### What the task requires
Reproduce, word for word, the passage of the art-criticism text below from "I believe that" to "to define it.".

### Document section
Start of Block

For example, at a recent opening of an exhibition in East London an art critic dismissed most of the art on display as “bad”. How could this judgement have been formed without a belief that the linguistic marker (“bad”) corresponded to an epistemological “something” discernible within inert objects hanging on the walls? The critic’s language betrays an assumed identification of presence. Perhaps another example will explain how this critic’s language patches a dilapidated logic. Below is a quote from a recent major curator from a national museum (italics are mine):

I believe that I can perceive elements in the works that interest me, which permit us to get a better understanding of the specific form of this present kind of “modern”, and, indeed, to define it.

The curator, under the guise of a mediator or catalyst (descriptions used by recent high-profile curators that assume objectivism), is little other than a modern bourgeois shaman. It has a whiff of pregnant infallibility. But perhaps the actual contradiction in the quote is that line, “that interest me”. How can a subject discover a “specific form” of a “present kind” through things that interest them? How can presence be discovered in a pure form empirically? And that is the problem with our aforementioned critic. The epistemology is assumed and embedded into a flow of poetic markers under a guise of reasoning. It is fancy (mild psychosis?) that it is possible to extract knowledge from an inert object. There is no immanent Quality, Seriousness or Relevance of any object designated as art other than agreed upon by consensus. If an artist is told that their work is “good” or “bad”, no matter how important seeming, or claims to experience or special knowledge are made, there is no basis on which that decision has been made without some belief that objects embody information that can be accessed. The process is always vague and fuzzy, which emphasises the problematic of language. This is not a simple issue concerning the relativity of “objective” knowledge. It is more to consider the structure of the opinion.

Conclusion

Attitudes that involve an assumption about presence and objects can lead to undemocratic principles in the art industry. And I am suggesting that the criticism of “vanity galleries” and some of the attitudes concerning the politics of artwork presentation are as undemocratic as some of these organisations are underhanded. This is in no way to defend the organisations that abuse artists, but it is to suggest that the criticism against such gallery formats in general could be a form of intellectual abuse. Such an assumption about epistemology and objects enables individuals to assert dominance over other individuals, and could, in some circumstances, lead to a kind of technical and aesthetic authoritarianism. How often does one come across an artist who claims, or an industry specialist that claims for an artist, superiority, contemporariness, radicalism, seriousness or some extra relevance for the art production? (Embarrassingly, it is sometimes done with unconscious use of an art-historical framework.) Conversely, less confident artists, without a trace of false modesty, denigrate their work. Yet, both attitudes are dependant on the very assumption that I have been outlining. But it is more serious when a group asserts a claim to knowledge. If insinuated that knowledge is immanent and discoverable, or claimed to be knowable through initiation, then consensus is ring fenced. The question should always be whose agreement is it based on and is it possible to disagree with that group. I have already suggested it above in my discussion concerning the curator and infallibility. And, it has to be said, it is a major problem in the industry known for its elitism. Consensus is not objective. It is temporary, arbitrary, and artificially reinforced by Art History. It is one thing for a major collector like Charles Saatchi to identify surface problems in the industry, as he has done recently, but we must probe much deeper and tackle the core problems if we are to transform the industry, and its pedagogical wings, from the inside out. This is perhaps one method for generating a more democratic and diverse cultural sector.

End of Block

### Information
Start of Block

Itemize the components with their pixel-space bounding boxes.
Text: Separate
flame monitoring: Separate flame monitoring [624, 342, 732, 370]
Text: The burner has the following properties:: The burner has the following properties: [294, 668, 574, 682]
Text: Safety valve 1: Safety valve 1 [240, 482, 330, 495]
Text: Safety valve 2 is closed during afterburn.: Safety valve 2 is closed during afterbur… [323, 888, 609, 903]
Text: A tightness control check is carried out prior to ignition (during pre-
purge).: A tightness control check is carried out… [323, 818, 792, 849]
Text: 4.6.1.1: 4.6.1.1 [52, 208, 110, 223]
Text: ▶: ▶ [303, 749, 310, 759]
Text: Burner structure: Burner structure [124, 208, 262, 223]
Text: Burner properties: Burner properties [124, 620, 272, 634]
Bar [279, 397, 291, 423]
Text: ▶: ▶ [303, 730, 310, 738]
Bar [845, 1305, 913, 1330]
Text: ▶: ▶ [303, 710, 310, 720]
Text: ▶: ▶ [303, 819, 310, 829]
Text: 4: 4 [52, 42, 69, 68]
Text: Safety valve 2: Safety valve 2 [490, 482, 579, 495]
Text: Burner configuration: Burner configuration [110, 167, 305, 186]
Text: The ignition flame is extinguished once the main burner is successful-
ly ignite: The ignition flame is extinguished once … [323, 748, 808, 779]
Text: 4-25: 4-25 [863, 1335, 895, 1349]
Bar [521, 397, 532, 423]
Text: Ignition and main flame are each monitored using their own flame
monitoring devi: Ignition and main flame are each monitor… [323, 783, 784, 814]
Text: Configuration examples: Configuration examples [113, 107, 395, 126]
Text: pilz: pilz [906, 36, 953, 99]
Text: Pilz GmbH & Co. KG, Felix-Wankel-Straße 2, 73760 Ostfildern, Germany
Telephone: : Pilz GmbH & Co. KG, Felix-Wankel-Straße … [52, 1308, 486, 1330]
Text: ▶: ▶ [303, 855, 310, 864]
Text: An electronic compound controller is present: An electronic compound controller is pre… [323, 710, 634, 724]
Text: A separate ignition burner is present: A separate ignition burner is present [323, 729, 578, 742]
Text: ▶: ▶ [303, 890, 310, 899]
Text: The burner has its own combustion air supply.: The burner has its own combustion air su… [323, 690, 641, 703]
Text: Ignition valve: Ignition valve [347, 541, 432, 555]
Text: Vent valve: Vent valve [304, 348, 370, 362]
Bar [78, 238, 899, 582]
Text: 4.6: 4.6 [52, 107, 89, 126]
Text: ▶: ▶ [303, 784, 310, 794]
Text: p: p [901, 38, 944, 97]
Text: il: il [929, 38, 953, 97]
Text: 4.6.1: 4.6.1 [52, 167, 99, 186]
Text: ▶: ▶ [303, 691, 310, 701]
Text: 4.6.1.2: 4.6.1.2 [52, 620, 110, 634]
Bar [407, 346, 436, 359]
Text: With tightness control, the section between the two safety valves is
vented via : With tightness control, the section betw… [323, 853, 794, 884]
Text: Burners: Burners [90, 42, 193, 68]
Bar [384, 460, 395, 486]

End of Block

### Output of the task
I believe that I can perceive elements in the works that interest me, which permit us to get a better understanding of the specific form of this present kind of “modern”, and, indeed, to define it.